Challenge. Set down the records once more, please, exactly and with the pictures left out.

Data for processing.

....

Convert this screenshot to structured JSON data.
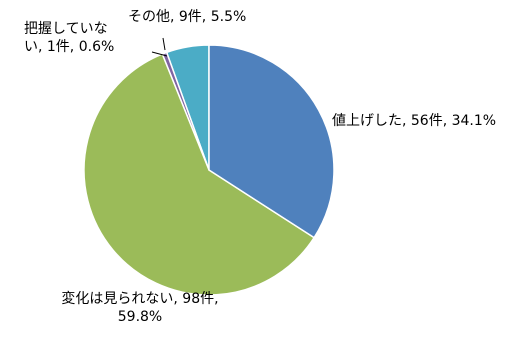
{
  "chart_data": {
    "type": "pie",
    "values": [
      34.1,
      59.8,
      0.6,
      5.5
    ],
    "value_labels": [
      "値上げした, 56件, 34.1%",
      "変化は見られない, 98件, 59.8%",
      "把握していない, 1件, 0.6%",
      "その他, 9件, 5.5%"
    ],
    "colors": [
      "#4f81bd",
      "#9bbb59",
      "#8064a2",
      "#4bacc6"
    ]
  }
}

....

Solved problem.
Convert this screenshot to structured JSON data.
{
  "chart_data": {
    "type": "pie",
    "values": [
      34.1,
      59.8,
      0.6,
      5.5
    ],
    "value_labels": [
      "値上げした, 56件, 34.1%",
      "変化は見られない, 98件, 59.8%",
      "把握していない, 1件, 0.6%",
      "その他, 9件, 5.5%"
    ],
    "colors": [
      "#4f81bd",
      "#9bbb59",
      "#8064a2",
      "#4bacc6"
    ]
  }
}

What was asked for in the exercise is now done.